**TASK PROMPT:**
Work through the data below line by line and say how many lines hold "this"; give only the number.

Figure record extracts

=====

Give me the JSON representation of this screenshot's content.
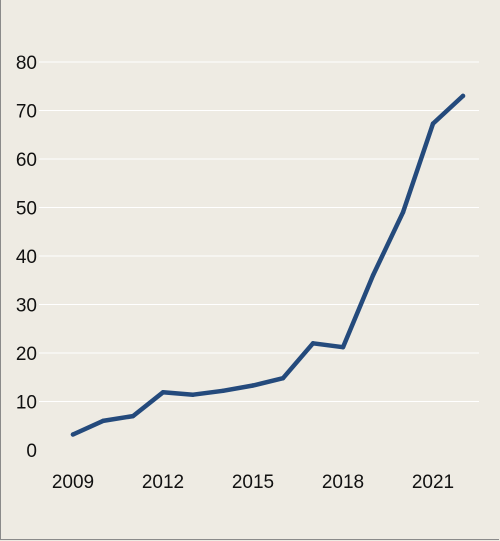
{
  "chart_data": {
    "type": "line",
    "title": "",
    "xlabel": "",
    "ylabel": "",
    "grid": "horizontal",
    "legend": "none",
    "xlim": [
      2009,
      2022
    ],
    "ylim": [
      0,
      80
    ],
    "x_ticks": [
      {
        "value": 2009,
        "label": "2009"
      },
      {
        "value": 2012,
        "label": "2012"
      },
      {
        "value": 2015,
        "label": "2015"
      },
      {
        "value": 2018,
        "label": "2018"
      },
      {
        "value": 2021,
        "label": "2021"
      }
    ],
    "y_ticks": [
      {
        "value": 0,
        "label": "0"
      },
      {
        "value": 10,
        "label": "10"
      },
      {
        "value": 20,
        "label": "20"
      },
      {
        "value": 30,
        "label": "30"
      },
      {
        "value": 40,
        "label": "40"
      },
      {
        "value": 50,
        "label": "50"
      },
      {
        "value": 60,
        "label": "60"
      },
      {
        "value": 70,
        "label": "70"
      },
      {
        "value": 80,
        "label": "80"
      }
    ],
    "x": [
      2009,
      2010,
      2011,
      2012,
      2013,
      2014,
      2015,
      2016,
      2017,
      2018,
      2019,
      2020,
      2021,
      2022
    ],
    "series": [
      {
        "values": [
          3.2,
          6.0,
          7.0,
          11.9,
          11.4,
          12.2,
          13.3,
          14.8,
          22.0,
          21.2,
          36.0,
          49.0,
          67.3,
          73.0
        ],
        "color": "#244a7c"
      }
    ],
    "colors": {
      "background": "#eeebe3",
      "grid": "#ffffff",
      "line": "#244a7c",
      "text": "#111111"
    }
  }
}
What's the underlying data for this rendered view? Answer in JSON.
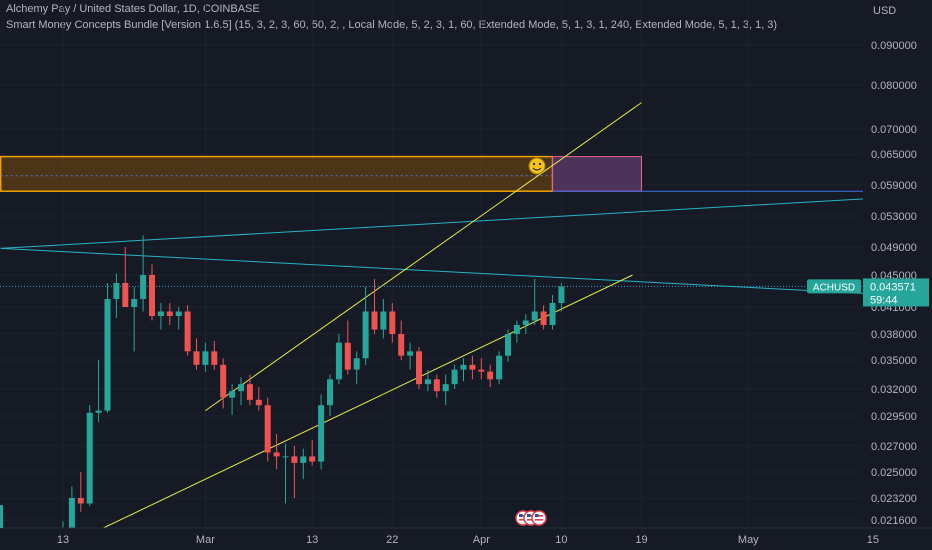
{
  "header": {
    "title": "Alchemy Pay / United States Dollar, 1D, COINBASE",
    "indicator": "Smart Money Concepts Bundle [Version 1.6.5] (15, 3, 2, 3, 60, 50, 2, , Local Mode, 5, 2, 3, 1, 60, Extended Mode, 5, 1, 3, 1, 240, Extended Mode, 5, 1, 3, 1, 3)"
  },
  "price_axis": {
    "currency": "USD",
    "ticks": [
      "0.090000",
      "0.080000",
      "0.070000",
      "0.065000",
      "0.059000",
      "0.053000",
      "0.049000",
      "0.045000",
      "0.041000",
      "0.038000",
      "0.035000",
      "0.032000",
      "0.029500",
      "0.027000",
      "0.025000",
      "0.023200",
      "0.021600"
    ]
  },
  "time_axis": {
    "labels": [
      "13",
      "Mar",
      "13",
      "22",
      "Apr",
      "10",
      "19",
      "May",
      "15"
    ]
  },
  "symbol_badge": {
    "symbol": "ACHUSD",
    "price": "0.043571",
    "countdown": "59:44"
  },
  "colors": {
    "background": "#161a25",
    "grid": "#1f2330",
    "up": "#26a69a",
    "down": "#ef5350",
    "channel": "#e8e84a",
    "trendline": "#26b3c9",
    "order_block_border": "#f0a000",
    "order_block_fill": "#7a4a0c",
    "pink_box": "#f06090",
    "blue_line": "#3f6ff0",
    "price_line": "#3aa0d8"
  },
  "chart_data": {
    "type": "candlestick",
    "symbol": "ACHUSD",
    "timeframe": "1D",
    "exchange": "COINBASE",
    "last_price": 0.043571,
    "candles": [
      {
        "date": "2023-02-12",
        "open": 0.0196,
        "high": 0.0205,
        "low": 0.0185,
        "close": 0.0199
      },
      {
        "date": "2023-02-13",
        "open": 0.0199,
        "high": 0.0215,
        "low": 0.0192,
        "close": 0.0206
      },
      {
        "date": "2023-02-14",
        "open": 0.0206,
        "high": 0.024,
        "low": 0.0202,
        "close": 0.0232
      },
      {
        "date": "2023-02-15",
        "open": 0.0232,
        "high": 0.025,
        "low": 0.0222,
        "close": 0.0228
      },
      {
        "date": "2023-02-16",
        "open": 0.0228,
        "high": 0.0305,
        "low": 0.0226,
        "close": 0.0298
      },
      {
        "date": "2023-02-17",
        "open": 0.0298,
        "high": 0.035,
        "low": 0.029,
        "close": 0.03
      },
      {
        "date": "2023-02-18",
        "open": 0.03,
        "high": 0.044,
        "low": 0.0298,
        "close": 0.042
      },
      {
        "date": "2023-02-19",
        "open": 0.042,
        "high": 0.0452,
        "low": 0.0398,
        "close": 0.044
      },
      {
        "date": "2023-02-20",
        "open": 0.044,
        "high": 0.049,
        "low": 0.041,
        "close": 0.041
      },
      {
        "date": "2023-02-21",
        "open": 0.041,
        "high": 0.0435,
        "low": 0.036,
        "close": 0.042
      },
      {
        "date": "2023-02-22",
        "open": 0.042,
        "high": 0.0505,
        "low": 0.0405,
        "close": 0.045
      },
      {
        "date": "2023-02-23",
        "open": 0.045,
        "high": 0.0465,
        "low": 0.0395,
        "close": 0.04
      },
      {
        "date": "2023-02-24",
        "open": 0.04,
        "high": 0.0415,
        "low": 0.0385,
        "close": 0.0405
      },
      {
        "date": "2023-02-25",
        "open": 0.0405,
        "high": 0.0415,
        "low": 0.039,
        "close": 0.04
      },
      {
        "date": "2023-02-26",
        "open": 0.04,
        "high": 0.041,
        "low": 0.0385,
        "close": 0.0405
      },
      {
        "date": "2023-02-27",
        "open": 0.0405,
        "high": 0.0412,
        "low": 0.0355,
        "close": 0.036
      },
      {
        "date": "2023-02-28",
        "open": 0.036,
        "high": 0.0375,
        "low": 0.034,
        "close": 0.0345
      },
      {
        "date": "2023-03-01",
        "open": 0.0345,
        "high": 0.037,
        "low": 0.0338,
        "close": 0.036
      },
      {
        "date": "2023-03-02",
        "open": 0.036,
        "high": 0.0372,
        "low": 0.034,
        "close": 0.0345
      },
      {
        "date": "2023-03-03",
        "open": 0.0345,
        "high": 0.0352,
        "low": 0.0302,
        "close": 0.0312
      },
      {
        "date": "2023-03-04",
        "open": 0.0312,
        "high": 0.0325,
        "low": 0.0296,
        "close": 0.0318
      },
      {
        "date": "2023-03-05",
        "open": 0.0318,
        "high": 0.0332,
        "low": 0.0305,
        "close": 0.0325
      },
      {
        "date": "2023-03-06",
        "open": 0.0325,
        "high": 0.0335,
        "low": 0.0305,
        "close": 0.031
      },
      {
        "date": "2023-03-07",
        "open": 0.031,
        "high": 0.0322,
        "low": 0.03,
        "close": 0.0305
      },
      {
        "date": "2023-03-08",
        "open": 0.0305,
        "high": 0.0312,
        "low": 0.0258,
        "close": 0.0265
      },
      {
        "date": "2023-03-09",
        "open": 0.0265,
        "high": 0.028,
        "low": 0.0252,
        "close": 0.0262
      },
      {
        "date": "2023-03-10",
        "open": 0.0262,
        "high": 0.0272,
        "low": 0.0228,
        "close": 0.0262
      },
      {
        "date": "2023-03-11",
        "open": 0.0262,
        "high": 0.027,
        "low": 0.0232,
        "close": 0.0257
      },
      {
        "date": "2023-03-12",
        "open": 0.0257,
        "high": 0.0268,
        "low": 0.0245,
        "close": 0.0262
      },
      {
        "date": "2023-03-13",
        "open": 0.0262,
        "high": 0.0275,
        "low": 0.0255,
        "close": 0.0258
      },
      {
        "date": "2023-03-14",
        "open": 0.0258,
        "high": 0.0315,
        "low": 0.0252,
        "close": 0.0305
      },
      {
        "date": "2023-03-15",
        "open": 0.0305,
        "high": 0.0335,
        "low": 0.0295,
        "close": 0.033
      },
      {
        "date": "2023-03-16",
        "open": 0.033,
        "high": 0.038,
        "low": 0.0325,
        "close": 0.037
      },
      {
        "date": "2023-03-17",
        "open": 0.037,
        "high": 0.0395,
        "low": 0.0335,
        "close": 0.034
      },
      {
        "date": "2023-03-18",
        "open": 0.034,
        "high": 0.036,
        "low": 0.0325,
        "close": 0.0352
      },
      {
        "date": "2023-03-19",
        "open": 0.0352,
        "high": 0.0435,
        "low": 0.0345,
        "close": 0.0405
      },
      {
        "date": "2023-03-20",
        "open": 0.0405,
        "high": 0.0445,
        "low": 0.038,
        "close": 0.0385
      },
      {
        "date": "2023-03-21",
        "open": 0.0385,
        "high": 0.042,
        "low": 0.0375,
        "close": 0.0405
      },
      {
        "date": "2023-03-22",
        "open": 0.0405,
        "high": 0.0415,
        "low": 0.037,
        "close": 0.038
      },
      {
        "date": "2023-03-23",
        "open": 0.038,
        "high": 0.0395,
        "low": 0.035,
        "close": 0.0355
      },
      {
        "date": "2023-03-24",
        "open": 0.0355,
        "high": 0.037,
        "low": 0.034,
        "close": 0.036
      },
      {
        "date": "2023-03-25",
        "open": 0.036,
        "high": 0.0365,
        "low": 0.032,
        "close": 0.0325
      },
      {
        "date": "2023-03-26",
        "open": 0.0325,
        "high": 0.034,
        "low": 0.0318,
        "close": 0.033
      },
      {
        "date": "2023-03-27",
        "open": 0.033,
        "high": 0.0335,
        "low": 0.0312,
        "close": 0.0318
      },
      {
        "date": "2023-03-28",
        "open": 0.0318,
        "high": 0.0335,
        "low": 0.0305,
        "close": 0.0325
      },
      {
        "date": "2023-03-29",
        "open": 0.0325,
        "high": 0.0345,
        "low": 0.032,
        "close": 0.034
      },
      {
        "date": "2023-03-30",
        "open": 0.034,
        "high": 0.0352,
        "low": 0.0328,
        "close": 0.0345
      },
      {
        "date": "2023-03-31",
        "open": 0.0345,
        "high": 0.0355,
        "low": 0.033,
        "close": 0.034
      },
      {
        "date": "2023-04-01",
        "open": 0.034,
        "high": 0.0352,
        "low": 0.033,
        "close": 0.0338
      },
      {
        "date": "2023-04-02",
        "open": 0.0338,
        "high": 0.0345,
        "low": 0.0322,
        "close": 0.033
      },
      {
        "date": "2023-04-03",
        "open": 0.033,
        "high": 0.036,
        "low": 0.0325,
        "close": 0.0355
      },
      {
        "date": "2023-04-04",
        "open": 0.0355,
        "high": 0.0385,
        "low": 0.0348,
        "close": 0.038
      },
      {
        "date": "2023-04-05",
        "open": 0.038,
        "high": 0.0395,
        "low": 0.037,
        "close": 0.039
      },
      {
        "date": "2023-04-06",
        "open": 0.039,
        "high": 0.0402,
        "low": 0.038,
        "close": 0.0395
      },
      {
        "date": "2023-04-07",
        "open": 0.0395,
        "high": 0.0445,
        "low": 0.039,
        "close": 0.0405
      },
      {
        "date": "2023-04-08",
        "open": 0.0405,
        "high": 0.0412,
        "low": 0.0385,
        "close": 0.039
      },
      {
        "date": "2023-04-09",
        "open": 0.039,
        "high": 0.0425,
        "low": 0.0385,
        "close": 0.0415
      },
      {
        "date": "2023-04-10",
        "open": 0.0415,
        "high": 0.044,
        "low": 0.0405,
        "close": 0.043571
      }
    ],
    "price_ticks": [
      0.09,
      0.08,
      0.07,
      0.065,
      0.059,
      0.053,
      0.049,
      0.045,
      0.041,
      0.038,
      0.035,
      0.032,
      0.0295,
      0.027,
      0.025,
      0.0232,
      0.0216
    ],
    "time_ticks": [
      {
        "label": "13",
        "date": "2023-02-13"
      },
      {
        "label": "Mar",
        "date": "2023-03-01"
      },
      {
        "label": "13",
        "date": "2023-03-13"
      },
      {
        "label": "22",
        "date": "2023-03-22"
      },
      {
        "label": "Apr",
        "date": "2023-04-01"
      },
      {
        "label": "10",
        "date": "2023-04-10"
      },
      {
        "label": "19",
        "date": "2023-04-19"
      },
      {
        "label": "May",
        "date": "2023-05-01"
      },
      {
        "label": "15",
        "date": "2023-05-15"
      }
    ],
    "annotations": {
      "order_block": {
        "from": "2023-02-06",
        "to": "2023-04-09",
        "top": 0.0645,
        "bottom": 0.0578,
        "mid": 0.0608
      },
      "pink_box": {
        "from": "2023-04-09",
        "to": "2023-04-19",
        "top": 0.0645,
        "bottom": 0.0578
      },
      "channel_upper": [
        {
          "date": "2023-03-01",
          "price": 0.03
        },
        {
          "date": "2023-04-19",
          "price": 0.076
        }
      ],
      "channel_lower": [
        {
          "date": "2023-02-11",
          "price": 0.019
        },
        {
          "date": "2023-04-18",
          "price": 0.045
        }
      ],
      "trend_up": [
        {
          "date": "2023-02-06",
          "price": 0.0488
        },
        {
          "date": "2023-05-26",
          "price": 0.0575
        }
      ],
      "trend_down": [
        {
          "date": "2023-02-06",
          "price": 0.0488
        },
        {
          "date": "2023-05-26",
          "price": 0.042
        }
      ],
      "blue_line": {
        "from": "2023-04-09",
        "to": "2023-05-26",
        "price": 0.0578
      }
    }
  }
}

=====

**COMPLETE RESPONSE:**
2